> [WRITTEN TASK]:
In the data below, find the line containing "Type out the text in this image."; reproduce that line and all subsequent lines exactly, and nothing else.

> [DATASET RECORDS]:
↓↓↓
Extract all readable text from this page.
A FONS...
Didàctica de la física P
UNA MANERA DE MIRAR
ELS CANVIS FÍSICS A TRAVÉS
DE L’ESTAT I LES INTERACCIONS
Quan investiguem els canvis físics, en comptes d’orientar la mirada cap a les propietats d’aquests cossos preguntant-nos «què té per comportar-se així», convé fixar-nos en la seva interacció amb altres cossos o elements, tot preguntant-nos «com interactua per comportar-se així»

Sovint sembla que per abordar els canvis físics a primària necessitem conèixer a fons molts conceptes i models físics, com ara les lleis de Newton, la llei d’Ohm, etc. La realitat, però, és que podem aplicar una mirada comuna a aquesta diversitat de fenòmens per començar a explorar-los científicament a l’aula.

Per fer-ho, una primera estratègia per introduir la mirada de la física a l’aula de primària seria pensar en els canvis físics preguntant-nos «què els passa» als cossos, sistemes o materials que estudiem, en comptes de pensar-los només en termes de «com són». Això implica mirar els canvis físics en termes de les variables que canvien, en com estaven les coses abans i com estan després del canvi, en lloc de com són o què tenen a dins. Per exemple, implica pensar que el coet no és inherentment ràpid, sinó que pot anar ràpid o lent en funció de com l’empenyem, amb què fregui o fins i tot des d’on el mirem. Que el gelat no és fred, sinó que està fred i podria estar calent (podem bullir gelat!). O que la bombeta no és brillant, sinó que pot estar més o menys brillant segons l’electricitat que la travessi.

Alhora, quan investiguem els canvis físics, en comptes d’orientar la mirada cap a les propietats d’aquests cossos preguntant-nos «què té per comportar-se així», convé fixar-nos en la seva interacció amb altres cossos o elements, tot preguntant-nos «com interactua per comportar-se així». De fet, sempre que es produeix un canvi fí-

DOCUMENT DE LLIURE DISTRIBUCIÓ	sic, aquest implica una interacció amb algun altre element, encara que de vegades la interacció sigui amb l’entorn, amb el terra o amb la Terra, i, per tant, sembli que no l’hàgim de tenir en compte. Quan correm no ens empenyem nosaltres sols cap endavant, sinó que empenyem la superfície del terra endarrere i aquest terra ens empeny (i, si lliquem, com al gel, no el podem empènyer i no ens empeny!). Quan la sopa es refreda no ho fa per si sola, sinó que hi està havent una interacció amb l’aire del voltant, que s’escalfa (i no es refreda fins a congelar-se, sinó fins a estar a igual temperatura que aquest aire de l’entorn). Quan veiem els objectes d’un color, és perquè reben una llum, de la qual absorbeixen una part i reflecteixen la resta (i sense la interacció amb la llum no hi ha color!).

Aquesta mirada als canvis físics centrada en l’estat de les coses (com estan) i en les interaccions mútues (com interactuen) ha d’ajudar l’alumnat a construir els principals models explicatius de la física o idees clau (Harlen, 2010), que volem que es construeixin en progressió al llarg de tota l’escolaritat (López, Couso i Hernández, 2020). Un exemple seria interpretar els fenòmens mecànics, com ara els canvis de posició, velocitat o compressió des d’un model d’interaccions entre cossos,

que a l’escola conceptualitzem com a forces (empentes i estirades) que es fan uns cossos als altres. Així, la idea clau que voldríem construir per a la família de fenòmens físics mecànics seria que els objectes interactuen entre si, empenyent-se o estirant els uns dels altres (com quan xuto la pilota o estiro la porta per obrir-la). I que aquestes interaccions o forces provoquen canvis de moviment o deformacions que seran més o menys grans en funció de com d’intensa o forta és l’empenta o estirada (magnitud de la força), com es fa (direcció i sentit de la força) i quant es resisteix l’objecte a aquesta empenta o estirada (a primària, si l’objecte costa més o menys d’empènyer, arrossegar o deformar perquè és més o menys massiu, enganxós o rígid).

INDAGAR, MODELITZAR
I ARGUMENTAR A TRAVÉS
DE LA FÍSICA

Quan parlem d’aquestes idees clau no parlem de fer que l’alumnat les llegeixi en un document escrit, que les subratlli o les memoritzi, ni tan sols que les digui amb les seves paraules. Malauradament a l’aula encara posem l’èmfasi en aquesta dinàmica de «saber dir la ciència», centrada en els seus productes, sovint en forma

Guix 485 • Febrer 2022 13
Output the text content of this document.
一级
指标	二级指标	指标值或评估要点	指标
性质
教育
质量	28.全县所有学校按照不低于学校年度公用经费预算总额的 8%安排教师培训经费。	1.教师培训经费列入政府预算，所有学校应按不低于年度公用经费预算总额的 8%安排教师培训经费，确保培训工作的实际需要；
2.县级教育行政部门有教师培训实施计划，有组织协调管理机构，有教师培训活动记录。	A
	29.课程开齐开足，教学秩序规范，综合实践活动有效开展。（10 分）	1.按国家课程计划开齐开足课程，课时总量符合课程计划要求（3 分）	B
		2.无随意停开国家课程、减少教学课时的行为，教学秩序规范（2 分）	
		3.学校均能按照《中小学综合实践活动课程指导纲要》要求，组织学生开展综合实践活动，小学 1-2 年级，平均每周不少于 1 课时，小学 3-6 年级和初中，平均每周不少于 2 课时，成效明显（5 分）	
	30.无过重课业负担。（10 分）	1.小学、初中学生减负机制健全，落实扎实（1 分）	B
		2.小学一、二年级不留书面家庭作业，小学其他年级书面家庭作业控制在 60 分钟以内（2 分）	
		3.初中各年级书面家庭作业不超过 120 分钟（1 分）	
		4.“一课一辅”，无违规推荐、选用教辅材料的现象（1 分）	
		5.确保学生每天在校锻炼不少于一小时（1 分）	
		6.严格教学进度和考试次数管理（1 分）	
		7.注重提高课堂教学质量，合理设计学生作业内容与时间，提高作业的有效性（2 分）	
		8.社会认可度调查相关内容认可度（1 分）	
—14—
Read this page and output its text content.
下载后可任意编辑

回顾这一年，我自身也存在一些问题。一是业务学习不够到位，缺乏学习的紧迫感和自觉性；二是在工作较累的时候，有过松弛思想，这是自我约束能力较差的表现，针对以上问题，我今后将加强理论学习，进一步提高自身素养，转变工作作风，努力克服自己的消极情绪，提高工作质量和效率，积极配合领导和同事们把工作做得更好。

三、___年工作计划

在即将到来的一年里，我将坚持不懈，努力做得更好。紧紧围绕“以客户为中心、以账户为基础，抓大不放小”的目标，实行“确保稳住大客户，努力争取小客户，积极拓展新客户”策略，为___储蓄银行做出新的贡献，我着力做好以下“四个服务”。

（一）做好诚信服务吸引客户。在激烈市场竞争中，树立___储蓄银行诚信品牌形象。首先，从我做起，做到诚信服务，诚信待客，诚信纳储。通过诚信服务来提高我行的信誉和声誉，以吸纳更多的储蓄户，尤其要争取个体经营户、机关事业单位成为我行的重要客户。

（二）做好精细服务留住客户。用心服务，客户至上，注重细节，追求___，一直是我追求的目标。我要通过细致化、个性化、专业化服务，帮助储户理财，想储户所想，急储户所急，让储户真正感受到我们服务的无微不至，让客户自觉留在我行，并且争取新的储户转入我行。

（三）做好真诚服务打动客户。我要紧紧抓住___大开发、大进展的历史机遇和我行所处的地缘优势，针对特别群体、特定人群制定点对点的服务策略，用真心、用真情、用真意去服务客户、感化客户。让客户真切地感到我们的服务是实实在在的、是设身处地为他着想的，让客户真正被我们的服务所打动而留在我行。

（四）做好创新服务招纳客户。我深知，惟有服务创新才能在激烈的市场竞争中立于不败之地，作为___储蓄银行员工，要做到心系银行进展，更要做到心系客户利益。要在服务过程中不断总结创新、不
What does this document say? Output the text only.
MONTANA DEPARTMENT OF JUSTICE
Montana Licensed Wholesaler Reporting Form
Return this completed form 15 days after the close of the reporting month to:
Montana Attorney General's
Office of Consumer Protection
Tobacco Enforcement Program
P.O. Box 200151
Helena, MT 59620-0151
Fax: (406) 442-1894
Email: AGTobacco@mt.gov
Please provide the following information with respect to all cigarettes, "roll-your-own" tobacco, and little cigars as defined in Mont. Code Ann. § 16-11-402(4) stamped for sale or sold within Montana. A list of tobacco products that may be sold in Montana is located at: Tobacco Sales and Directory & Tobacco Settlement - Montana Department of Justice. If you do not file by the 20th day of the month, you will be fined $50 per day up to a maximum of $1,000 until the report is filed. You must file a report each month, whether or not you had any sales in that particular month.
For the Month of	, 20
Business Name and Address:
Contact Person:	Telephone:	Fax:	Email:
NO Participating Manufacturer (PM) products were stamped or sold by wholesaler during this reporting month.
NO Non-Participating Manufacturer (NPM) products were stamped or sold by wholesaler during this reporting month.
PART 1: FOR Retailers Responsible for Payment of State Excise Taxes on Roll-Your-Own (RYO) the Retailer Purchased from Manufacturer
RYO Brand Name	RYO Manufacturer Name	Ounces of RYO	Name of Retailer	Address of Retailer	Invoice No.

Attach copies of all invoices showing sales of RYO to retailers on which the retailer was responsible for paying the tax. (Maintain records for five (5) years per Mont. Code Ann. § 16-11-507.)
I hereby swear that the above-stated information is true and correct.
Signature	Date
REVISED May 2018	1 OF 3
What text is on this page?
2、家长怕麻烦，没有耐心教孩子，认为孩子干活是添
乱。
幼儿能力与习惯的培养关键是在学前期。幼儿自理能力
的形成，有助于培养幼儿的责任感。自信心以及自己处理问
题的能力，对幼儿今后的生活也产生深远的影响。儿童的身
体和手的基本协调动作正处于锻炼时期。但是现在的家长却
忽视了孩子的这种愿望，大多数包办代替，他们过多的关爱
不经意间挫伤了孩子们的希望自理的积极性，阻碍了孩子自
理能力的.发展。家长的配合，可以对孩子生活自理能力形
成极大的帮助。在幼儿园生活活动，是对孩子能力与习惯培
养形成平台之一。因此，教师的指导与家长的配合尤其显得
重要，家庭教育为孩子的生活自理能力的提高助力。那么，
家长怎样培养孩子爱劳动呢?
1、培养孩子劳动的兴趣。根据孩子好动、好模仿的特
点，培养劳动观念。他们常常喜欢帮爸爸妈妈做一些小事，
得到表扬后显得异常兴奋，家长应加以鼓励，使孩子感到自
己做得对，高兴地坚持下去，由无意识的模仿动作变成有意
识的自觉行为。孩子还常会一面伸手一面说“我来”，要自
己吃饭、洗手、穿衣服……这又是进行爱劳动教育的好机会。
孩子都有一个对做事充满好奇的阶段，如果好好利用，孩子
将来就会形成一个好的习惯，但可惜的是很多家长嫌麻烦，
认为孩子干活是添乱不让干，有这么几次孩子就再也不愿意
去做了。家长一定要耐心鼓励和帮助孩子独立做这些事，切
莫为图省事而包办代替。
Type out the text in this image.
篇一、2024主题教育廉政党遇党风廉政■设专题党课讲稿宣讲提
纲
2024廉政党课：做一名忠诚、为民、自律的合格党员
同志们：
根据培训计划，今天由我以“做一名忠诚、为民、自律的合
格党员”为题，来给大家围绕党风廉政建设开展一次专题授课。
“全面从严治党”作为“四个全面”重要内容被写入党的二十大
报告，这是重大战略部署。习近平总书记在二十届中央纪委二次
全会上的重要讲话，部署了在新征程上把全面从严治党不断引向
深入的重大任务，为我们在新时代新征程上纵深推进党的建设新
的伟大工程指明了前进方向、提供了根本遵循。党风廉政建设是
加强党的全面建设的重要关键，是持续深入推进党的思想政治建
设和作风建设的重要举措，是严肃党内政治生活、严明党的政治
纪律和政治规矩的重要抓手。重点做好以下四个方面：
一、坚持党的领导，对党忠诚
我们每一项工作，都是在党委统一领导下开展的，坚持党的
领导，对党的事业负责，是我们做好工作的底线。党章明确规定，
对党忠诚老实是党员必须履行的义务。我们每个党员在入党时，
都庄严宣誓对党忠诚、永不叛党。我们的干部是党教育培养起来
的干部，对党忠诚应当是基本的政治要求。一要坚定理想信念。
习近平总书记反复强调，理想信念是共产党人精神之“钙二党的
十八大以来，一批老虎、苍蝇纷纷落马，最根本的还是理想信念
↑↑↑
> [COMPLETED EXERCISE]:
Type out the text in this image.
篇一、2024主题教育廉政党遇党风廉政■设专题党课讲稿宣讲提
纲
2024廉政党课：做一名忠诚、为民、自律的合格党员
同志们：
根据培训计划，今天由我以“做一名忠诚、为民、自律的合
格党员”为题，来给大家围绕党风廉政建设开展一次专题授课。
“全面从严治党”作为“四个全面”重要内容被写入党的二十大
报告，这是重大战略部署。习近平总书记在二十届中央纪委二次
全会上的重要讲话，部署了在新征程上把全面从严治党不断引向
深入的重大任务，为我们在新时代新征程上纵深推进党的建设新
的伟大工程指明了前进方向、提供了根本遵循。党风廉政建设是
加强党的全面建设的重要关键，是持续深入推进党的思想政治建
设和作风建设的重要举措，是严肃党内政治生活、严明党的政治
纪律和政治规矩的重要抓手。重点做好以下四个方面：
一、坚持党的领导，对党忠诚
我们每一项工作，都是在党委统一领导下开展的，坚持党的
领导，对党的事业负责，是我们做好工作的底线。党章明确规定，
对党忠诚老实是党员必须履行的义务。我们每个党员在入党时，
都庄严宣誓对党忠诚、永不叛党。我们的干部是党教育培养起来
的干部，对党忠诚应当是基本的政治要求。一要坚定理想信念。
习近平总书记反复强调，理想信念是共产党人精神之“钙二党的
十八大以来，一批老虎、苍蝇纷纷落马，最根本的还是理想信念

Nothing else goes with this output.